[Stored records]
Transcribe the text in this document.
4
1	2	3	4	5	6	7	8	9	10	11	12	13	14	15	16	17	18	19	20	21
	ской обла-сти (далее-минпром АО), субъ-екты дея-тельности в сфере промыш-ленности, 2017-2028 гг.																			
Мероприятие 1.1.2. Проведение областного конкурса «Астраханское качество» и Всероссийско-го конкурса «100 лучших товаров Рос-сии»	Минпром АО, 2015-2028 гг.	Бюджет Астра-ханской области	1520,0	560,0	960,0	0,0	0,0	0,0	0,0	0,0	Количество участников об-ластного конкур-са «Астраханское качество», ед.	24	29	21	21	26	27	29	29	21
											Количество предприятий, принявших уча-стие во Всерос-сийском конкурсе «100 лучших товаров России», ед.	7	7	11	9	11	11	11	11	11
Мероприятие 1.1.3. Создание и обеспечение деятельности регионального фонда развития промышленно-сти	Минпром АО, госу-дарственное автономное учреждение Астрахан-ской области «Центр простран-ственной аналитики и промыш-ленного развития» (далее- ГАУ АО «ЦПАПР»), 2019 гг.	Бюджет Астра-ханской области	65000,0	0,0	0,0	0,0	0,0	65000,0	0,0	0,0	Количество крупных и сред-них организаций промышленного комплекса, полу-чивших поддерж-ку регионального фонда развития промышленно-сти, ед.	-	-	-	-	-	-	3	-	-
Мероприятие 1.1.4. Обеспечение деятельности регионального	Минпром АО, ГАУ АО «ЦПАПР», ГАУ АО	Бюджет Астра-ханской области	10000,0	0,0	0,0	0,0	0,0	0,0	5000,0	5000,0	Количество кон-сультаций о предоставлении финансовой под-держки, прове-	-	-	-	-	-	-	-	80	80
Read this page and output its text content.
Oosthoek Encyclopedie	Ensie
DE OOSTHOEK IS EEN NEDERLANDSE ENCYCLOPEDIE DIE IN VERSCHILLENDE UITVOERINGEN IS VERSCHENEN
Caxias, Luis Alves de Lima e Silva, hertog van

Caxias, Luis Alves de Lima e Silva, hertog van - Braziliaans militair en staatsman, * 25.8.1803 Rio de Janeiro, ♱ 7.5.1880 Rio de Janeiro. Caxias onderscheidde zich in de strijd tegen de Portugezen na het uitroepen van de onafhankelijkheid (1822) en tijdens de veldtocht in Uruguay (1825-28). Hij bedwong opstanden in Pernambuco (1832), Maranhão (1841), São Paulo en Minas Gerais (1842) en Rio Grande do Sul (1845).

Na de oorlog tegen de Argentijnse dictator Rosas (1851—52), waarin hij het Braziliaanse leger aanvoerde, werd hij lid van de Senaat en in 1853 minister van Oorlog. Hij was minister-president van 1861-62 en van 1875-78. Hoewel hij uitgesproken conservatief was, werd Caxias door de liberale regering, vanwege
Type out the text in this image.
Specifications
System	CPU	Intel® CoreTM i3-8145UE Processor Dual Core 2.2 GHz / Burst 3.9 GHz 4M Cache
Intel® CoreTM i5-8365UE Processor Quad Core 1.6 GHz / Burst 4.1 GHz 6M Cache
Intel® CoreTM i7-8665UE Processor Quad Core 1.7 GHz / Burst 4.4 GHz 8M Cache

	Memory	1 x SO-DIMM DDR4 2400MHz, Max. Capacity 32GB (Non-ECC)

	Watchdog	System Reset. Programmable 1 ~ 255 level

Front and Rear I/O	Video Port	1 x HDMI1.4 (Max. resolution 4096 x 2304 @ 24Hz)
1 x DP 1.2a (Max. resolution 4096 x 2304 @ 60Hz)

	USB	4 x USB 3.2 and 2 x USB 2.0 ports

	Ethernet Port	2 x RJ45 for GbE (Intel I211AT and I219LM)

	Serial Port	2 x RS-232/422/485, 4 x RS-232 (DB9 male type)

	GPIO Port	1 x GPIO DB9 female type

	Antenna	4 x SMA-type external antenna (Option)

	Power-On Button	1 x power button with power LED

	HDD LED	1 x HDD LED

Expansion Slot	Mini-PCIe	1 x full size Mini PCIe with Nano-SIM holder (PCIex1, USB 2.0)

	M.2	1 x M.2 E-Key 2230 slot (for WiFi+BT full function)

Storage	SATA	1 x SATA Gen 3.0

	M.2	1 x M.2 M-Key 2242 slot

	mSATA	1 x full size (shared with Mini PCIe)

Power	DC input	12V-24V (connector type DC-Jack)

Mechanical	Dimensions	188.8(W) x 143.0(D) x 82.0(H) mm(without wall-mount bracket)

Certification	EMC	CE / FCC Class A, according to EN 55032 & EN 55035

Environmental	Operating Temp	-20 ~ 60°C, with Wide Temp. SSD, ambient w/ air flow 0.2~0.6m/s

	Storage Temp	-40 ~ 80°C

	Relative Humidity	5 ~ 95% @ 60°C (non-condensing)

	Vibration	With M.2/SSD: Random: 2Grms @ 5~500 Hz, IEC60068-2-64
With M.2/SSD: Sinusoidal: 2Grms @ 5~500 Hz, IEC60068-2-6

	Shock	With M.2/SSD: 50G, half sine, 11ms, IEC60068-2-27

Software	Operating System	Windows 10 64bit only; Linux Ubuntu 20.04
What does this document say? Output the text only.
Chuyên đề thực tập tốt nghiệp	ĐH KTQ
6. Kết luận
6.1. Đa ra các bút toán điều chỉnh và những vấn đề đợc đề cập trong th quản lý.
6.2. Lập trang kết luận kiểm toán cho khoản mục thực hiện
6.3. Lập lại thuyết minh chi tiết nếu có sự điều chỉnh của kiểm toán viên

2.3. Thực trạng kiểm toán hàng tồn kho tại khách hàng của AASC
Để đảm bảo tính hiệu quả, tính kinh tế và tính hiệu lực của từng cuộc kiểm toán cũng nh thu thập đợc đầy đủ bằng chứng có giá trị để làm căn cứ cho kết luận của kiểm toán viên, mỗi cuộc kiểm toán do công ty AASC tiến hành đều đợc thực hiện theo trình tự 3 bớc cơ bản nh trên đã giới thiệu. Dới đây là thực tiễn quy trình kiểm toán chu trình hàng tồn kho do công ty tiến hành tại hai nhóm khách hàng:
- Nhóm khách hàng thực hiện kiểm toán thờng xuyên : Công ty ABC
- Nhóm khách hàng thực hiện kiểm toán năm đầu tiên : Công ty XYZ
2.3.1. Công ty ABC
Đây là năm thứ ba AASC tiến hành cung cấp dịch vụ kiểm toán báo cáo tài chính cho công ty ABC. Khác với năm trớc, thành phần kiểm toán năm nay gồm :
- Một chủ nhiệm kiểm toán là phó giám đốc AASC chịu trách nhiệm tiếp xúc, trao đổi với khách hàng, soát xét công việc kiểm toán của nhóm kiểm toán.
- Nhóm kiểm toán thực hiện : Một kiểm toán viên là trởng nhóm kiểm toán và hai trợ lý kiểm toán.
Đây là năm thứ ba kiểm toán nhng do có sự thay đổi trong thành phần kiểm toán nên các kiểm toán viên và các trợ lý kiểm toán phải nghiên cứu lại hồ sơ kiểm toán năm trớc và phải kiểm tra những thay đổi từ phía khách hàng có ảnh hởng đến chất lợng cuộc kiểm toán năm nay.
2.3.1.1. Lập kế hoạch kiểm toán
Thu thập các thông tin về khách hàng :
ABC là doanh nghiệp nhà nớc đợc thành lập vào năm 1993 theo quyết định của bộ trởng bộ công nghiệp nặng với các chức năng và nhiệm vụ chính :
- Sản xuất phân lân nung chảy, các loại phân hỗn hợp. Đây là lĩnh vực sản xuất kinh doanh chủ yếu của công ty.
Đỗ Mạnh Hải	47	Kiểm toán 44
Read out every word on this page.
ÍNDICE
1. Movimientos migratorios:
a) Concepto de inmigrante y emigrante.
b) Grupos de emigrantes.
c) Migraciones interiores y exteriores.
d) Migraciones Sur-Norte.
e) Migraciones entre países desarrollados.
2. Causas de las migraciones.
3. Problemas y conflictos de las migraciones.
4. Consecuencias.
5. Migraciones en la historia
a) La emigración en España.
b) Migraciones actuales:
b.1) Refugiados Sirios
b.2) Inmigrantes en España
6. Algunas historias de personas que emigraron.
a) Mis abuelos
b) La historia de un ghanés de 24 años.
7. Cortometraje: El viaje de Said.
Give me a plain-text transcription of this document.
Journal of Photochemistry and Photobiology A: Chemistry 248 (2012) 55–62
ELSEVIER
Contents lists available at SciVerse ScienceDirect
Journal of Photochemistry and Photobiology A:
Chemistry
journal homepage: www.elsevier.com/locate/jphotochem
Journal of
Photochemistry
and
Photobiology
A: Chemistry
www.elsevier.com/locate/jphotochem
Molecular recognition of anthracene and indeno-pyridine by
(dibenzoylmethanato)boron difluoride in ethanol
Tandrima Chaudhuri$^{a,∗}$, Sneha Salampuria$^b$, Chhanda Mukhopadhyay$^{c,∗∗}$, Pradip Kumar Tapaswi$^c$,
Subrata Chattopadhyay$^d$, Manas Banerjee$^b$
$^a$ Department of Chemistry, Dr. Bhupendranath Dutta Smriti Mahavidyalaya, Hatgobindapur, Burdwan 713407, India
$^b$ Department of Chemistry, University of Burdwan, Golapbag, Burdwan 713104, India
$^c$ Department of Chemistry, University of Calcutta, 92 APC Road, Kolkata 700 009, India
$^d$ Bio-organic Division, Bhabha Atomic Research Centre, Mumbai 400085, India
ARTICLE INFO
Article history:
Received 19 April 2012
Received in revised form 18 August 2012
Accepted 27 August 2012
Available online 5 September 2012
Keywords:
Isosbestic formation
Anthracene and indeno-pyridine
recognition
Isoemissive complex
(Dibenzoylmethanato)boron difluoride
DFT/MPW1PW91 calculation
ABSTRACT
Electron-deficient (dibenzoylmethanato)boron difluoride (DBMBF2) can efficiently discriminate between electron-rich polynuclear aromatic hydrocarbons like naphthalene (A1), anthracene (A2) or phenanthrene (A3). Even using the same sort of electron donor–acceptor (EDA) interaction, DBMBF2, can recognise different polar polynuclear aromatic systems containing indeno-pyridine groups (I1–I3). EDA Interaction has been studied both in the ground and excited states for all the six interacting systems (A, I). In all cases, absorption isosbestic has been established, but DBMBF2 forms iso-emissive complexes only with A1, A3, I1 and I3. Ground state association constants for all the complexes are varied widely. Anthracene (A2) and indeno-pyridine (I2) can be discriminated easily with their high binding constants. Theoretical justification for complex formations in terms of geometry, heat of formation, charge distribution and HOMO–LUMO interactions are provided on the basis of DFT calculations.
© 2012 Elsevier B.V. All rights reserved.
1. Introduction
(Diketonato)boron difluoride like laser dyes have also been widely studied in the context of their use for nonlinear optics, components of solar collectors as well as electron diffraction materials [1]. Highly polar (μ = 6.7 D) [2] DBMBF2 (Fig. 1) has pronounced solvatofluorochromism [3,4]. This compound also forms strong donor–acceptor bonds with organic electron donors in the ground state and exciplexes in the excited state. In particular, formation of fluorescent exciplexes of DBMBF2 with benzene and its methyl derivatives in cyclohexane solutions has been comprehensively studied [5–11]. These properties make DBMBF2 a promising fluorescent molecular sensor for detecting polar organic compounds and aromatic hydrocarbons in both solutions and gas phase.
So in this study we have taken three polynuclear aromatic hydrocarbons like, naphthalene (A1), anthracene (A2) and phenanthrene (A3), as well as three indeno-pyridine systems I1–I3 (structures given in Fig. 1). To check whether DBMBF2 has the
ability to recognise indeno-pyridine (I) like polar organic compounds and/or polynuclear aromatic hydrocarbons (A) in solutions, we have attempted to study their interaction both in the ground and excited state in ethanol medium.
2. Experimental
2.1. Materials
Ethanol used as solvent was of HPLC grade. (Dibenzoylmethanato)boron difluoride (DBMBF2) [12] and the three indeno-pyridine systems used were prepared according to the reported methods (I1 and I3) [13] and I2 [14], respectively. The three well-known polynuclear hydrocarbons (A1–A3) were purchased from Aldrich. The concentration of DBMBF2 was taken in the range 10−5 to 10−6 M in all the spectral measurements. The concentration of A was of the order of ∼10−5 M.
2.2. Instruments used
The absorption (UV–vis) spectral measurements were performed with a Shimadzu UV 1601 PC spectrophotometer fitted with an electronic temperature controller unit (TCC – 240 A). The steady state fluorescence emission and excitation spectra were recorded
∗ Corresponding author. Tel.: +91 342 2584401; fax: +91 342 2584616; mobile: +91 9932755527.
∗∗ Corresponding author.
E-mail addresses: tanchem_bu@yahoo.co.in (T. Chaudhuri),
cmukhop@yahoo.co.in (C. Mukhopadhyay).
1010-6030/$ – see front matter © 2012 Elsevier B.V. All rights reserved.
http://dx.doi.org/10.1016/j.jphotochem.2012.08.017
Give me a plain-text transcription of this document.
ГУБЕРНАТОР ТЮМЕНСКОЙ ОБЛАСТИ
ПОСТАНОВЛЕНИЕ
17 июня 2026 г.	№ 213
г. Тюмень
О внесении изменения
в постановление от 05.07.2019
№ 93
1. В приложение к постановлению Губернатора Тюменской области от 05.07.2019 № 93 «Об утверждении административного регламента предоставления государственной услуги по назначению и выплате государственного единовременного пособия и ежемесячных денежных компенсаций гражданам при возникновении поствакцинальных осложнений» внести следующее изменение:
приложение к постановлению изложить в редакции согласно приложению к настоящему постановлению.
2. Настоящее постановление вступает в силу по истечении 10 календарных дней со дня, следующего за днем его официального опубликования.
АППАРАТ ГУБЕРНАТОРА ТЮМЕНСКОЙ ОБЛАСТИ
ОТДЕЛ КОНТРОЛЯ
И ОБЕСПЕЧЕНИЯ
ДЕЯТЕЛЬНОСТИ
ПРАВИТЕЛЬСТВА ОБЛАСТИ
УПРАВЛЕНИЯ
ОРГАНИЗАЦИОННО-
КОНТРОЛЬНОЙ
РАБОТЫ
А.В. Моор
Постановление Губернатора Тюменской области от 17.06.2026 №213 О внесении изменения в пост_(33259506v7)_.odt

**WHAT YOU WILL DO**
Where a line holds "изменения", copy that line.

**SOLUTION TO THE EXERCISE**
О внесении изменения
Постановление Губернатора Тюменской области от 17.06.2026 №213 О внесении изменения в пост_(33259506v7)_.odt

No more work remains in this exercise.